**Objective:**
Nothing before the line containing "Convert this document image to plain text." belongs in the answer; quote that line and all lines after it through the end of the material, word for word.

**Rows from a dataset:**
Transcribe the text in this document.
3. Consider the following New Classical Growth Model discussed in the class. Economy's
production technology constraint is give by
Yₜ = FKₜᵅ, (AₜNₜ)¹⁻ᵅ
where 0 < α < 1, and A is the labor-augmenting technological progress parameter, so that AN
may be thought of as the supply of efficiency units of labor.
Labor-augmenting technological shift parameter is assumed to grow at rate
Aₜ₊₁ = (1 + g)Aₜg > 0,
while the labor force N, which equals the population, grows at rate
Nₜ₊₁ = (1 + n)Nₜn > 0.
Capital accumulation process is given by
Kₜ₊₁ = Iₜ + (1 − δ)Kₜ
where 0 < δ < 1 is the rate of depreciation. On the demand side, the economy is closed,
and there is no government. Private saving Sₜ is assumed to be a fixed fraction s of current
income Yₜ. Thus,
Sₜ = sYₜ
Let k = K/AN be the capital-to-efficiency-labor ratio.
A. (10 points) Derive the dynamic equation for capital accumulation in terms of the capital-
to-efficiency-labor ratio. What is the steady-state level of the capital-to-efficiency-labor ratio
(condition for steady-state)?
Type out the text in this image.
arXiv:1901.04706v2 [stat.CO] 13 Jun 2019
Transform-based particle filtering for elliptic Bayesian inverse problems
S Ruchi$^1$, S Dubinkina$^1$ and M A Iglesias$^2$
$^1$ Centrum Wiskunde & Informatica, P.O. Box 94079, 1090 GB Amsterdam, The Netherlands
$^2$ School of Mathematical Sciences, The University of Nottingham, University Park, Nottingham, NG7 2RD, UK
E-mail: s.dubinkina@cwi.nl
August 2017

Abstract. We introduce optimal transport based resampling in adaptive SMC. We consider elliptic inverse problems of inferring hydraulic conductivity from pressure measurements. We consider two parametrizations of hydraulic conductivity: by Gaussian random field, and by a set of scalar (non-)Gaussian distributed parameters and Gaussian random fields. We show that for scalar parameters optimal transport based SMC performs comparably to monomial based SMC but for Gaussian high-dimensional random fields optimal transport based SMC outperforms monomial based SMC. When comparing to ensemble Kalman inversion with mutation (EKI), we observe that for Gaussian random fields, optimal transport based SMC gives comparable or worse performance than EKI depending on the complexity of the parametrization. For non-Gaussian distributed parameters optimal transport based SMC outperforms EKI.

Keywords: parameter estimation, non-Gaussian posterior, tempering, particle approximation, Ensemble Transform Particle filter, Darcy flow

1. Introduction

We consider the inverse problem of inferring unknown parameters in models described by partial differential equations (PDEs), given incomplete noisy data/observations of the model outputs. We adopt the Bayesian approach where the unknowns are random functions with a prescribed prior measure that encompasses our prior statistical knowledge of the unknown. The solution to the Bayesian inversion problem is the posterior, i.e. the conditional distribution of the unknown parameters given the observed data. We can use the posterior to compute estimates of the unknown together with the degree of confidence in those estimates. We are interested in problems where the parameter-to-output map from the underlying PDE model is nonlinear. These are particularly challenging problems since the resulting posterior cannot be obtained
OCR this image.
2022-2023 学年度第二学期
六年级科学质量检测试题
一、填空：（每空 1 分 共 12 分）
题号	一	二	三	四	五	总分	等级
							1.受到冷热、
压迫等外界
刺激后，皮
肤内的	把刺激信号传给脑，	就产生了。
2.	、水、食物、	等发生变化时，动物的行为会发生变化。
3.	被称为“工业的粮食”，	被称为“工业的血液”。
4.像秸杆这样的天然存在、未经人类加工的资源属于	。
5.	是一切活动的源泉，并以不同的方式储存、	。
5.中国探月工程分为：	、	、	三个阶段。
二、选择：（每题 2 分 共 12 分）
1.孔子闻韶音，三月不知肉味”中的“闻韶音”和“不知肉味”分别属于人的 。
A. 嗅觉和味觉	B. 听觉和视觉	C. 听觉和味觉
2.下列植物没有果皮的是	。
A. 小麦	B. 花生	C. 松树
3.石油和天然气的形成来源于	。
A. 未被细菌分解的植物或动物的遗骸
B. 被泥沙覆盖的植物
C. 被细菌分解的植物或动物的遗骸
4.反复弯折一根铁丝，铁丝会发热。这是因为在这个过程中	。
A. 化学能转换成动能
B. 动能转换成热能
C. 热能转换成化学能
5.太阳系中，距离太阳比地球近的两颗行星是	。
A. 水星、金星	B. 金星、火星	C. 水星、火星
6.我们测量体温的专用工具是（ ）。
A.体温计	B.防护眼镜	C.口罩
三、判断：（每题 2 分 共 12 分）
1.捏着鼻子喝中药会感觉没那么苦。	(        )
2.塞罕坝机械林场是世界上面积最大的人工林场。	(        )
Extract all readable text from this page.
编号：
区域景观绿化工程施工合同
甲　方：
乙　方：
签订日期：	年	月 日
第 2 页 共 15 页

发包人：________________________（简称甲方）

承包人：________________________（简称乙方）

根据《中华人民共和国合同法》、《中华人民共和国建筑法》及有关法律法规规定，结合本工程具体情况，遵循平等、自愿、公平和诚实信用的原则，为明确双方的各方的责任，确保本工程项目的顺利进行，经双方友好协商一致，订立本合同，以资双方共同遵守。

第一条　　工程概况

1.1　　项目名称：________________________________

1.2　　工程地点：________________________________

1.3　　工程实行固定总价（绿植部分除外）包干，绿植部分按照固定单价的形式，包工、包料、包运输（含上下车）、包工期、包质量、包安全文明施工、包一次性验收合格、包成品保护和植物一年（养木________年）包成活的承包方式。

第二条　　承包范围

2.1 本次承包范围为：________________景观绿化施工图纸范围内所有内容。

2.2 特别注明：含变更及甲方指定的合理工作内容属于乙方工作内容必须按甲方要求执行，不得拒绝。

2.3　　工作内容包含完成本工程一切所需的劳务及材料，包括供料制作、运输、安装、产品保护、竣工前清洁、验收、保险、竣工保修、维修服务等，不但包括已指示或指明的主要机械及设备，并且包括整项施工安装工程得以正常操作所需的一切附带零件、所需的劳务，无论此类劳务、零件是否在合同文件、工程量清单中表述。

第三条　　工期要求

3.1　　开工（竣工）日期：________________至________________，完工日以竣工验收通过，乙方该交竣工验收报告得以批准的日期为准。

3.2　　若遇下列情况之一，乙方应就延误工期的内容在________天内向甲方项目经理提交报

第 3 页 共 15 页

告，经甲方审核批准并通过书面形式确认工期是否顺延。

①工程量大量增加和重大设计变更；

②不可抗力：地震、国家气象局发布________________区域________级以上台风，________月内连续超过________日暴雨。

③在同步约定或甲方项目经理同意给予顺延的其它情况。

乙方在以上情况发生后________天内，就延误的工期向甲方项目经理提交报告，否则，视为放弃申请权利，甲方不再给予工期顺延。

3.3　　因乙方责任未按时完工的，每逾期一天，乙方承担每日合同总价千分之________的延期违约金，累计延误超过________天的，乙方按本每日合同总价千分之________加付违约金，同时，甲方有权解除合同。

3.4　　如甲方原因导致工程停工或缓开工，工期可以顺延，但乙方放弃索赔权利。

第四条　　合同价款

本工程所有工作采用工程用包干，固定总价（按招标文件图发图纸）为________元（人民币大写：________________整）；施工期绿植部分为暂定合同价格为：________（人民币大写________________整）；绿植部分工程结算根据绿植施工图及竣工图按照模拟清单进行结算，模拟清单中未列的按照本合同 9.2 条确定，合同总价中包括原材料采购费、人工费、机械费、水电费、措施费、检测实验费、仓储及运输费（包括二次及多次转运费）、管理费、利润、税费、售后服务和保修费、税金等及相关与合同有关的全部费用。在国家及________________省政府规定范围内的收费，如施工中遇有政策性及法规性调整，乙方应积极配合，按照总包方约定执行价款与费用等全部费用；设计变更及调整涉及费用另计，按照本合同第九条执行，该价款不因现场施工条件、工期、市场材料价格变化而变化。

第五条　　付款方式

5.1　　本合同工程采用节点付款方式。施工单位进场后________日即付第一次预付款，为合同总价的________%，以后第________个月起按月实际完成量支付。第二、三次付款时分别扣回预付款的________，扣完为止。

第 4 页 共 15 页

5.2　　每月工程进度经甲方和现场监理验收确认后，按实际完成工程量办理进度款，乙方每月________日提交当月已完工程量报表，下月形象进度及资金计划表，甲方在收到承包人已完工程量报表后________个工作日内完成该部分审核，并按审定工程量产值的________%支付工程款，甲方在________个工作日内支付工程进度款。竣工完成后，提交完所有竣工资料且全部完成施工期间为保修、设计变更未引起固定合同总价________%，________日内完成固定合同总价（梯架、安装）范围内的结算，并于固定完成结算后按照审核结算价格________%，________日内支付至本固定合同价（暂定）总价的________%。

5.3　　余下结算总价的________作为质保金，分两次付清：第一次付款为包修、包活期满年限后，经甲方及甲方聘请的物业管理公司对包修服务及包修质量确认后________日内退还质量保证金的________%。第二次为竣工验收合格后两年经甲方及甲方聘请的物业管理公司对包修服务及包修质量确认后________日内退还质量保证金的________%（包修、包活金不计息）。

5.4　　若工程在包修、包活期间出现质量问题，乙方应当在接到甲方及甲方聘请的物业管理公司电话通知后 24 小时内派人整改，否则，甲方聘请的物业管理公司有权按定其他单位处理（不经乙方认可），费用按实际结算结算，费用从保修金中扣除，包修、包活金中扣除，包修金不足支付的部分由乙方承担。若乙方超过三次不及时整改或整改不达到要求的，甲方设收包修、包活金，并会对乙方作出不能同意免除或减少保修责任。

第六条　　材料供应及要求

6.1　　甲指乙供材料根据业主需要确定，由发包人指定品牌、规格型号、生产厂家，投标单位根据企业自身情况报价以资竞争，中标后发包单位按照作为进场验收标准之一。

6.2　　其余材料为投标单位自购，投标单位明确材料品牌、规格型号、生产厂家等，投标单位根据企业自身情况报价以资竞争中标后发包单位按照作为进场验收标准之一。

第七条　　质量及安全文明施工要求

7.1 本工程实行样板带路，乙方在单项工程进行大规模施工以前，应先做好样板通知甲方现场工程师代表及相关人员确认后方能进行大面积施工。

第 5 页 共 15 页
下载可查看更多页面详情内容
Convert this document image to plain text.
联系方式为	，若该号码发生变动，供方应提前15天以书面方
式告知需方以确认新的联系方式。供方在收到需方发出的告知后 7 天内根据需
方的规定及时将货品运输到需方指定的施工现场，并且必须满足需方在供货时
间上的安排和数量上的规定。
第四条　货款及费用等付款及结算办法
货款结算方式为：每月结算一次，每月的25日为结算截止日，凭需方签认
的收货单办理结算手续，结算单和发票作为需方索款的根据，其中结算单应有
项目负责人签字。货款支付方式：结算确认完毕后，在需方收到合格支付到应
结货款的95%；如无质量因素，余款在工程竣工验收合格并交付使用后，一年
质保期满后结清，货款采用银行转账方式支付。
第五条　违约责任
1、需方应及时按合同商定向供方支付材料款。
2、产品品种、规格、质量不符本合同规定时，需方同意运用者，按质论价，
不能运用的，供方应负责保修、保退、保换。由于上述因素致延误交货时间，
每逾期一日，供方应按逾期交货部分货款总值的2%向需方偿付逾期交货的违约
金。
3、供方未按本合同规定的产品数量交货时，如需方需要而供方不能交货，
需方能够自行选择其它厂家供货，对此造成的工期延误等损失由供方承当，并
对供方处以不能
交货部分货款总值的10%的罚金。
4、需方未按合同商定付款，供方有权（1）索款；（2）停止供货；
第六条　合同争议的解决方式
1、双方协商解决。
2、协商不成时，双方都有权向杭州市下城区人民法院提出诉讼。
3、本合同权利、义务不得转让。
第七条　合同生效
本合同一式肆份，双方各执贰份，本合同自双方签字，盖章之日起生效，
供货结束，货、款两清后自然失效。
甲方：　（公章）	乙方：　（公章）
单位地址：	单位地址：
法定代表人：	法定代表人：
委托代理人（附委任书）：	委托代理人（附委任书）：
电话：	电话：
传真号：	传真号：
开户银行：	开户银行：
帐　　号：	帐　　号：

**Exercise response:**
Convert this document image to plain text.
联系方式为	，若该号码发生变动，供方应提前15天以书面方
式告知需方以确认新的联系方式。供方在收到需方发出的告知后 7 天内根据需
方的规定及时将货品运输到需方指定的施工现场，并且必须满足需方在供货时
间上的安排和数量上的规定。
第四条　货款及费用等付款及结算办法
货款结算方式为：每月结算一次，每月的25日为结算截止日，凭需方签认
的收货单办理结算手续，结算单和发票作为需方索款的根据，其中结算单应有
项目负责人签字。货款支付方式：结算确认完毕后，在需方收到合格支付到应
结货款的95%；如无质量因素，余款在工程竣工验收合格并交付使用后，一年
质保期满后结清，货款采用银行转账方式支付。
第五条　违约责任
1、需方应及时按合同商定向供方支付材料款。
2、产品品种、规格、质量不符本合同规定时，需方同意运用者，按质论价，
不能运用的，供方应负责保修、保退、保换。由于上述因素致延误交货时间，
每逾期一日，供方应按逾期交货部分货款总值的2%向需方偿付逾期交货的违约
金。
3、供方未按本合同规定的产品数量交货时，如需方需要而供方不能交货，
需方能够自行选择其它厂家供货，对此造成的工期延误等损失由供方承当，并
对供方处以不能
交货部分货款总值的10%的罚金。
4、需方未按合同商定付款，供方有权（1）索款；（2）停止供货；
第六条　合同争议的解决方式
1、双方协商解决。
2、协商不成时，双方都有权向杭州市下城区人民法院提出诉讼。
3、本合同权利、义务不得转让。
第七条　合同生效
本合同一式肆份，双方各执贰份，本合同自双方签字，盖章之日起生效，
供货结束，货、款两清后自然失效。
甲方：　（公章）	乙方：　（公章）
单位地址：	单位地址：
法定代表人：	法定代表人：
委托代理人（附委任书）：	委托代理人（附委任书）：
电话：	电话：
传真号：	传真号：
开户银行：	开户银行：
帐　　号：	帐　　号：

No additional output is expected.